--- begin ---
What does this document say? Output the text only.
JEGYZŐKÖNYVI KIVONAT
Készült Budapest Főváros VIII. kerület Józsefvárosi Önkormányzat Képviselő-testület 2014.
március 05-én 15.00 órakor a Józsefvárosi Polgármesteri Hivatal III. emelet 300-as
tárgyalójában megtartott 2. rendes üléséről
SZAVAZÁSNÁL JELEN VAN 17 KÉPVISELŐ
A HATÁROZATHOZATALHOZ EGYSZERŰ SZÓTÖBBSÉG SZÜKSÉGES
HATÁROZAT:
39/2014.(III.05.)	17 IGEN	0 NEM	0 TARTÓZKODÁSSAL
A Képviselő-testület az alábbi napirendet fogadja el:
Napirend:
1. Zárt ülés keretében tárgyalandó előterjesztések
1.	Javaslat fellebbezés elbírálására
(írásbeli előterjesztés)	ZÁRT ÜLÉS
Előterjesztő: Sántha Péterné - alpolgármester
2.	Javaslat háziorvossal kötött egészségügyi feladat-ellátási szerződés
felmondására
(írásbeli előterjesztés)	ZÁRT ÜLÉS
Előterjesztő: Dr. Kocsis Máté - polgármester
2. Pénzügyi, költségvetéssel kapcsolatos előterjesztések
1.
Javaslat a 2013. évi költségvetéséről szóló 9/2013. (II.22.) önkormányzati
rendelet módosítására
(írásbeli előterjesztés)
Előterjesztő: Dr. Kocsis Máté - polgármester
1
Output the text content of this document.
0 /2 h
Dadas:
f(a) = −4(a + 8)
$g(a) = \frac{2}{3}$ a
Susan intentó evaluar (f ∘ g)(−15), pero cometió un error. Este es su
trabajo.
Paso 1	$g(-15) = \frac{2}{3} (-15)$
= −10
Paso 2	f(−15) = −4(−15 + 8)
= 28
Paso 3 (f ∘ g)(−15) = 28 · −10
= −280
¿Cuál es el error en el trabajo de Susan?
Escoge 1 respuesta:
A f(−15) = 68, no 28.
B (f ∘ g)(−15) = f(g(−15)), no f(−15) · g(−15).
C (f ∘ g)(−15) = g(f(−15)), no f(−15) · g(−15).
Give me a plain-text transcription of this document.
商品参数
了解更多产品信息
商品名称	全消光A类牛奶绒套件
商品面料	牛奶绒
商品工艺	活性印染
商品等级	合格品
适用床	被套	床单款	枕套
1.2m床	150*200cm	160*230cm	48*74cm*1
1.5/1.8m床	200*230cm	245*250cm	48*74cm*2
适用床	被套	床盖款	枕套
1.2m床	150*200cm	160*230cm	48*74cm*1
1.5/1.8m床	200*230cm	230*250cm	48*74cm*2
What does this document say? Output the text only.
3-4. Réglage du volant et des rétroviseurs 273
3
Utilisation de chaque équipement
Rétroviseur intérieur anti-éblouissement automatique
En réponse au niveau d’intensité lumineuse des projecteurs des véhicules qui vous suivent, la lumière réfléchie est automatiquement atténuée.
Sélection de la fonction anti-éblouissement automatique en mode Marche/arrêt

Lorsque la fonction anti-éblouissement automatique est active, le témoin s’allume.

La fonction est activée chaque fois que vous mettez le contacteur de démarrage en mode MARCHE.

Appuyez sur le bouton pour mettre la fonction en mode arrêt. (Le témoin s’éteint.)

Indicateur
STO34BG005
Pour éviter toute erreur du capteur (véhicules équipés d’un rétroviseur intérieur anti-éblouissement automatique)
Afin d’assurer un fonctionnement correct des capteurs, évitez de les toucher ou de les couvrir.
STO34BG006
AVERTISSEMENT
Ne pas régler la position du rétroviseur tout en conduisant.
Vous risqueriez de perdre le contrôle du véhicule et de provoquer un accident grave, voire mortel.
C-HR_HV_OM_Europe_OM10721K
--- end ---
Exercise instructions
Copy exactly, and only, the lines from the one containing "Give me a plain-text" through the last line of the listing.

Response for this exercise
Give me a plain-text transcription of this document.
商品参数
了解更多产品信息
商品名称	全消光A类牛奶绒套件
商品面料	牛奶绒
商品工艺	活性印染
商品等级	合格品
适用床	被套	床单款	枕套
1.2m床	150*200cm	160*230cm	48*74cm*1
1.5/1.8m床	200*230cm	245*250cm	48*74cm*2
适用床	被套	床盖款	枕套
1.2m床	150*200cm	160*230cm	48*74cm*1
1.5/1.8m床	200*230cm	230*250cm	48*74cm*2
What does this document say? Output the text only.
3-4. Réglage du volant et des rétroviseurs 273
3
Utilisation de chaque équipement
Rétroviseur intérieur anti-éblouissement automatique
En réponse au niveau d’intensité lumineuse des projecteurs des véhicules qui vous suivent, la lumière réfléchie est automatiquement atténuée.
Sélection de la fonction anti-éblouissement automatique en mode Marche/arrêt

Lorsque la fonction anti-éblouissement automatique est active, le témoin s’allume.

La fonction est activée chaque fois que vous mettez le contacteur de démarrage en mode MARCHE.

Appuyez sur le bouton pour mettre la fonction en mode arrêt. (Le témoin s’éteint.)

Indicateur
STO34BG005
Pour éviter toute erreur du capteur (véhicules équipés d’un rétroviseur intérieur anti-éblouissement automatique)
Afin d’assurer un fonctionnement correct des capteurs, évitez de les toucher ou de les couvrir.
STO34BG006
AVERTISSEMENT
Ne pas régler la position du rétroviseur tout en conduisant.
Vous risqueriez de perdre le contrôle du véhicule et de provoquer un accident grave, voire mortel.
C-HR_HV_OM_Europe_OM10721K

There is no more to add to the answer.